--- SET EXERCISE ---
Repeat every entry in the listing below, exactly.

--- MATERIAL FOR THIS TASK ---
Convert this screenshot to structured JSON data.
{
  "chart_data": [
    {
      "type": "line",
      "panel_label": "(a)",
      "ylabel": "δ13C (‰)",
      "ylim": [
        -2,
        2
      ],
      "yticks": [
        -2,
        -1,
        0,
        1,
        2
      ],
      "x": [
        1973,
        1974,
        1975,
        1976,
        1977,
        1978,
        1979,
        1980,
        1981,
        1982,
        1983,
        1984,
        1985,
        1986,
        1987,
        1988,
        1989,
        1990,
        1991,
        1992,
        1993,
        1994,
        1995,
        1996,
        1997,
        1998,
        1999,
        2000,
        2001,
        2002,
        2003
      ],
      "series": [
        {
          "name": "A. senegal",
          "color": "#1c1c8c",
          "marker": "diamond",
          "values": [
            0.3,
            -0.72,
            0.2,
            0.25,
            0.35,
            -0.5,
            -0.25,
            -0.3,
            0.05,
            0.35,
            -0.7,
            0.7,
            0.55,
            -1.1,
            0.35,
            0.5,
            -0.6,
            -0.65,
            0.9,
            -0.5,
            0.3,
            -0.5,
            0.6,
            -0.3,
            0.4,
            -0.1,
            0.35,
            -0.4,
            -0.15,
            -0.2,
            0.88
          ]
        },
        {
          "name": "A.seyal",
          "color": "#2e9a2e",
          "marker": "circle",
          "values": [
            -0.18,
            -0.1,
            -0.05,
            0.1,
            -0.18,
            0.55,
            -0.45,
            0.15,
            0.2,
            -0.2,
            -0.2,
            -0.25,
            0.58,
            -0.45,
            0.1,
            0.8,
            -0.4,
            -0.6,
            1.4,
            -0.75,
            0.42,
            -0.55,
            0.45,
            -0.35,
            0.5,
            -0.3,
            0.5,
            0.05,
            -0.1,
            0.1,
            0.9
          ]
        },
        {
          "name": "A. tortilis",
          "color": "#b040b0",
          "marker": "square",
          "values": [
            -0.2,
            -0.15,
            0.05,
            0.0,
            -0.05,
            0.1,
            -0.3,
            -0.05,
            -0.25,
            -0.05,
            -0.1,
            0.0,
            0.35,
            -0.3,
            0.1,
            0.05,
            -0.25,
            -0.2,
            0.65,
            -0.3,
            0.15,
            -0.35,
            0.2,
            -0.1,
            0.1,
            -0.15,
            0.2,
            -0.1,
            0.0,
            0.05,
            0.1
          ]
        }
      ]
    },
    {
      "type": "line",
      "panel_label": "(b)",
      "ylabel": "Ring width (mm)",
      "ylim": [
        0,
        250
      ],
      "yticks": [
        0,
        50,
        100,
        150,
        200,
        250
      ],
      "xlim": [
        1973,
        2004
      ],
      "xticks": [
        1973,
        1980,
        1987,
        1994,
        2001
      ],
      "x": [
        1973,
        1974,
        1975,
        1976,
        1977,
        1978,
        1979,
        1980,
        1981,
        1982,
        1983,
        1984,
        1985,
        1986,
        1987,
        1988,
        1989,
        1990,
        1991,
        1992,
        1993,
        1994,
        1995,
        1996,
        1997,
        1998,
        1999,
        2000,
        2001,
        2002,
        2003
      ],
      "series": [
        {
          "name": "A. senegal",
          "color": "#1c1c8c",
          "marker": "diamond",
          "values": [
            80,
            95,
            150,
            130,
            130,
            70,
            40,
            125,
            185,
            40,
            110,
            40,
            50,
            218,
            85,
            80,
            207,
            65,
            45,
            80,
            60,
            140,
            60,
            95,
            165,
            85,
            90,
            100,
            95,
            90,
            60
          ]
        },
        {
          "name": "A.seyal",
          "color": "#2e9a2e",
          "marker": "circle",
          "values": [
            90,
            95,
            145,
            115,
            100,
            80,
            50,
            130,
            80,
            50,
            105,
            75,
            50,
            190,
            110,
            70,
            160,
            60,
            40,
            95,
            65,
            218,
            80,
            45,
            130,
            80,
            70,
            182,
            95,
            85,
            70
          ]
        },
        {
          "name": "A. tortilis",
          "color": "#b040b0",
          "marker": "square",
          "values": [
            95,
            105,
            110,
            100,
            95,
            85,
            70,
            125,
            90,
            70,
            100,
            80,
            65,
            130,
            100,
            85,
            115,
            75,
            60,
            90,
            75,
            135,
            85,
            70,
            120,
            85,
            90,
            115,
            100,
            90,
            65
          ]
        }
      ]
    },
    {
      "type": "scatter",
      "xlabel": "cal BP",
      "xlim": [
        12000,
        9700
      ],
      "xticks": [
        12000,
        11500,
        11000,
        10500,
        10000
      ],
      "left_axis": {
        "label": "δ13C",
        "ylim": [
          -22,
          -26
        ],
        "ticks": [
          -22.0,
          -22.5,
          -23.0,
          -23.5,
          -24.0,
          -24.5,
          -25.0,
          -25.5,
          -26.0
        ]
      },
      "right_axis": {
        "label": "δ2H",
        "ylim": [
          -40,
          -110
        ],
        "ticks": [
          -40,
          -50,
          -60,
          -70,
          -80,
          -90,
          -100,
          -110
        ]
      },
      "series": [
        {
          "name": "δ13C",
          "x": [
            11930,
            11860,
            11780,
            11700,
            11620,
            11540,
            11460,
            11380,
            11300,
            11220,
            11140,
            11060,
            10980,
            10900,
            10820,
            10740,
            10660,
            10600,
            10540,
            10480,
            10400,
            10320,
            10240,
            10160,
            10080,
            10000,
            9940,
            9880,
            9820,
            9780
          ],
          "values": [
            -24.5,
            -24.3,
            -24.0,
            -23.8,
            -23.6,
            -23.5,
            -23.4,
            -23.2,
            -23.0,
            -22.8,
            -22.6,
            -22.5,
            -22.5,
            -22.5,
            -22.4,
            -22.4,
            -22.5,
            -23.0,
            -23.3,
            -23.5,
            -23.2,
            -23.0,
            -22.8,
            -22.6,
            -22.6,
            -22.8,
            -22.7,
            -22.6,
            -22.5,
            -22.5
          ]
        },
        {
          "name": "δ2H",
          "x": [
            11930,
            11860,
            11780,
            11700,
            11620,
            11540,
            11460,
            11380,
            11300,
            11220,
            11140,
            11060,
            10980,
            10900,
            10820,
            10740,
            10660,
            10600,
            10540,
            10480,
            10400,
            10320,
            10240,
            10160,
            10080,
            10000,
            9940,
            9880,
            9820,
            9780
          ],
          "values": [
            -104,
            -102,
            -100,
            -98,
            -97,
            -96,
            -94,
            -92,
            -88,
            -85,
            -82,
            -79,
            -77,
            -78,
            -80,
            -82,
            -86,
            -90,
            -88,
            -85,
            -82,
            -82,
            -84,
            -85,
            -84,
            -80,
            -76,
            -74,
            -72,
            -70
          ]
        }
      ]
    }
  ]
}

--- FINAL RESULT ---
Convert this screenshot to structured JSON data.
{
  "chart_data": [
    {
      "type": "line",
      "panel_label": "(a)",
      "ylabel": "δ13C (‰)",
      "ylim": [
        -2,
        2
      ],
      "yticks": [
        -2,
        -1,
        0,
        1,
        2
      ],
      "x": [
        1973,
        1974,
        1975,
        1976,
        1977,
        1978,
        1979,
        1980,
        1981,
        1982,
        1983,
        1984,
        1985,
        1986,
        1987,
        1988,
        1989,
        1990,
        1991,
        1992,
        1993,
        1994,
        1995,
        1996,
        1997,
        1998,
        1999,
        2000,
        2001,
        2002,
        2003
      ],
      "series": [
        {
          "name": "A. senegal",
          "color": "#1c1c8c",
          "marker": "diamond",
          "values": [
            0.3,
            -0.72,
            0.2,
            0.25,
            0.35,
            -0.5,
            -0.25,
            -0.3,
            0.05,
            0.35,
            -0.7,
            0.7,
            0.55,
            -1.1,
            0.35,
            0.5,
            -0.6,
            -0.65,
            0.9,
            -0.5,
            0.3,
            -0.5,
            0.6,
            -0.3,
            0.4,
            -0.1,
            0.35,
            -0.4,
            -0.15,
            -0.2,
            0.88
          ]
        },
        {
          "name": "A.seyal",
          "color": "#2e9a2e",
          "marker": "circle",
          "values": [
            -0.18,
            -0.1,
            -0.05,
            0.1,
            -0.18,
            0.55,
            -0.45,
            0.15,
            0.2,
            -0.2,
            -0.2,
            -0.25,
            0.58,
            -0.45,
            0.1,
            0.8,
            -0.4,
            -0.6,
            1.4,
            -0.75,
            0.42,
            -0.55,
            0.45,
            -0.35,
            0.5,
            -0.3,
            0.5,
            0.05,
            -0.1,
            0.1,
            0.9
          ]
        },
        {
          "name": "A. tortilis",
          "color": "#b040b0",
          "marker": "square",
          "values": [
            -0.2,
            -0.15,
            0.05,
            0.0,
            -0.05,
            0.1,
            -0.3,
            -0.05,
            -0.25,
            -0.05,
            -0.1,
            0.0,
            0.35,
            -0.3,
            0.1,
            0.05,
            -0.25,
            -0.2,
            0.65,
            -0.3,
            0.15,
            -0.35,
            0.2,
            -0.1,
            0.1,
            -0.15,
            0.2,
            -0.1,
            0.0,
            0.05,
            0.1
          ]
        }
      ]
    },
    {
      "type": "line",
      "panel_label": "(b)",
      "ylabel": "Ring width (mm)",
      "ylim": [
        0,
        250
      ],
      "yticks": [
        0,
        50,
        100,
        150,
        200,
        250
      ],
      "xlim": [
        1973,
        2004
      ],
      "xticks": [
        1973,
        1980,
        1987,
        1994,
        2001
      ],
      "x": [
        1973,
        1974,
        1975,
        1976,
        1977,
        1978,
        1979,
        1980,
        1981,
        1982,
        1983,
        1984,
        1985,
        1986,
        1987,
        1988,
        1989,
        1990,
        1991,
        1992,
        1993,
        1994,
        1995,
        1996,
        1997,
        1998,
        1999,
        2000,
        2001,
        2002,
        2003
      ],
      "series": [
        {
          "name": "A. senegal",
          "color": "#1c1c8c",
          "marker": "diamond",
          "values": [
            80,
            95,
            150,
            130,
            130,
            70,
            40,
            125,
            185,
            40,
            110,
            40,
            50,
            218,
            85,
            80,
            207,
            65,
            45,
            80,
            60,
            140,
            60,
            95,
            165,
            85,
            90,
            100,
            95,
            90,
            60
          ]
        },
        {
          "name": "A.seyal",
          "color": "#2e9a2e",
          "marker": "circle",
          "values": [
            90,
            95,
            145,
            115,
            100,
            80,
            50,
            130,
            80,
            50,
            105,
            75,
            50,
            190,
            110,
            70,
            160,
            60,
            40,
            95,
            65,
            218,
            80,
            45,
            130,
            80,
            70,
            182,
            95,
            85,
            70
          ]
        },
        {
          "name": "A. tortilis",
          "color": "#b040b0",
          "marker": "square",
          "values": [
            95,
            105,
            110,
            100,
            95,
            85,
            70,
            125,
            90,
            70,
            100,
            80,
            65,
            130,
            100,
            85,
            115,
            75,
            60,
            90,
            75,
            135,
            85,
            70,
            120,
            85,
            90,
            115,
            100,
            90,
            65
          ]
        }
      ]
    },
    {
      "type": "scatter",
      "xlabel": "cal BP",
      "xlim": [
        12000,
        9700
      ],
      "xticks": [
        12000,
        11500,
        11000,
        10500,
        10000
      ],
      "left_axis": {
        "label": "δ13C",
        "ylim": [
          -22,
          -26
        ],
        "ticks": [
          -22.0,
          -22.5,
          -23.0,
          -23.5,
          -24.0,
          -24.5,
          -25.0,
          -25.5,
          -26.0
        ]
      },
      "right_axis": {
        "label": "δ2H",
        "ylim": [
          -40,
          -110
        ],
        "ticks": [
          -40,
          -50,
          -60,
          -70,
          -80,
          -90,
          -100,
          -110
        ]
      },
      "series": [
        {
          "name": "δ13C",
          "x": [
            11930,
            11860,
            11780,
            11700,
            11620,
            11540,
            11460,
            11380,
            11300,
            11220,
            11140,
            11060,
            10980,
            10900,
            10820,
            10740,
            10660,
            10600,
            10540,
            10480,
            10400,
            10320,
            10240,
            10160,
            10080,
            10000,
            9940,
            9880,
            9820,
            9780
          ],
          "values": [
            -24.5,
            -24.3,
            -24.0,
            -23.8,
            -23.6,
            -23.5,
            -23.4,
            -23.2,
            -23.0,
            -22.8,
            -22.6,
            -22.5,
            -22.5,
            -22.5,
            -22.4,
            -22.4,
            -22.5,
            -23.0,
            -23.3,
            -23.5,
            -23.2,
            -23.0,
            -22.8,
            -22.6,
            -22.6,
            -22.8,
            -22.7,
            -22.6,
            -22.5,
            -22.5
          ]
        },
        {
          "name": "δ2H",
          "x": [
            11930,
            11860,
            11780,
            11700,
            11620,
            11540,
            11460,
            11380,
            11300,
            11220,
            11140,
            11060,
            10980,
            10900,
            10820,
            10740,
            10660,
            10600,
            10540,
            10480,
            10400,
            10320,
            10240,
            10160,
            10080,
            10000,
            9940,
            9880,
            9820,
            9780
          ],
          "values": [
            -104,
            -102,
            -100,
            -98,
            -97,
            -96,
            -94,
            -92,
            -88,
            -85,
            -82,
            -79,
            -77,
            -78,
            -80,
            -82,
            -86,
            -90,
            -88,
            -85,
            -82,
            -82,
            -84,
            -85,
            -84,
            -80,
            -76,
            -74,
            -72,
            -70
          ]
        }
      ]
    }
  ]
}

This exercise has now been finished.